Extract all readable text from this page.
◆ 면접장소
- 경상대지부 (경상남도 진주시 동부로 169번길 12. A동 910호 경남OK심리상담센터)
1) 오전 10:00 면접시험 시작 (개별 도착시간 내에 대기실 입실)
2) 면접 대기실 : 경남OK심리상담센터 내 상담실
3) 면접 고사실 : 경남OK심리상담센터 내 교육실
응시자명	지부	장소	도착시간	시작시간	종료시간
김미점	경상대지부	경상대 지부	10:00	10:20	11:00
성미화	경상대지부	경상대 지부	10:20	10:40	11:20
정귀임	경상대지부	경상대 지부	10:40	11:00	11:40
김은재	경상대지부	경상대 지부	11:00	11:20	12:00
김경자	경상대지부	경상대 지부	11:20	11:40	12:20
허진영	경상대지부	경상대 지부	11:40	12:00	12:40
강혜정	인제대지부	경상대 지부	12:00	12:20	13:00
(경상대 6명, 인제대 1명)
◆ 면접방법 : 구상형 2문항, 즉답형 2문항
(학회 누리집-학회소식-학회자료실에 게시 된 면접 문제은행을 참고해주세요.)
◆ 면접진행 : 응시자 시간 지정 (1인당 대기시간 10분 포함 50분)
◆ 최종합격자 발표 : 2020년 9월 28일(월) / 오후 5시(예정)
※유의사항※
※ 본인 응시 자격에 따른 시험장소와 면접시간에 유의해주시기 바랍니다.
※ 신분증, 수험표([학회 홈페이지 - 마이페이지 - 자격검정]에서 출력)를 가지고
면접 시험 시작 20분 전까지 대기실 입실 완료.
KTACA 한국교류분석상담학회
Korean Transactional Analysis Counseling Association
* * * * * * * * *
◆ Job:
Restate every line of the data word for word.

◆ Result of this exercise:
Extract all readable text from this page.
◆ 면접장소
- 경상대지부 (경상남도 진주시 동부로 169번길 12. A동 910호 경남OK심리상담센터)
1) 오전 10:00 면접시험 시작 (개별 도착시간 내에 대기실 입실)
2) 면접 대기실 : 경남OK심리상담센터 내 상담실
3) 면접 고사실 : 경남OK심리상담센터 내 교육실
응시자명	지부	장소	도착시간	시작시간	종료시간
김미점	경상대지부	경상대 지부	10:00	10:20	11:00
성미화	경상대지부	경상대 지부	10:20	10:40	11:20
정귀임	경상대지부	경상대 지부	10:40	11:00	11:40
김은재	경상대지부	경상대 지부	11:00	11:20	12:00
김경자	경상대지부	경상대 지부	11:20	11:40	12:20
허진영	경상대지부	경상대 지부	11:40	12:00	12:40
강혜정	인제대지부	경상대 지부	12:00	12:20	13:00
(경상대 6명, 인제대 1명)
◆ 면접방법 : 구상형 2문항, 즉답형 2문항
(학회 누리집-학회소식-학회자료실에 게시 된 면접 문제은행을 참고해주세요.)
◆ 면접진행 : 응시자 시간 지정 (1인당 대기시간 10분 포함 50분)
◆ 최종합격자 발표 : 2020년 9월 28일(월) / 오후 5시(예정)
※유의사항※
※ 본인 응시 자격에 따른 시험장소와 면접시간에 유의해주시기 바랍니다.
※ 신분증, 수험표([학회 홈페이지 - 마이페이지 - 자격검정]에서 출력)를 가지고
면접 시험 시작 20분 전까지 대기실 입실 완료.
KTACA 한국교류분석상담학회
Korean Transactional Analysis Counseling Association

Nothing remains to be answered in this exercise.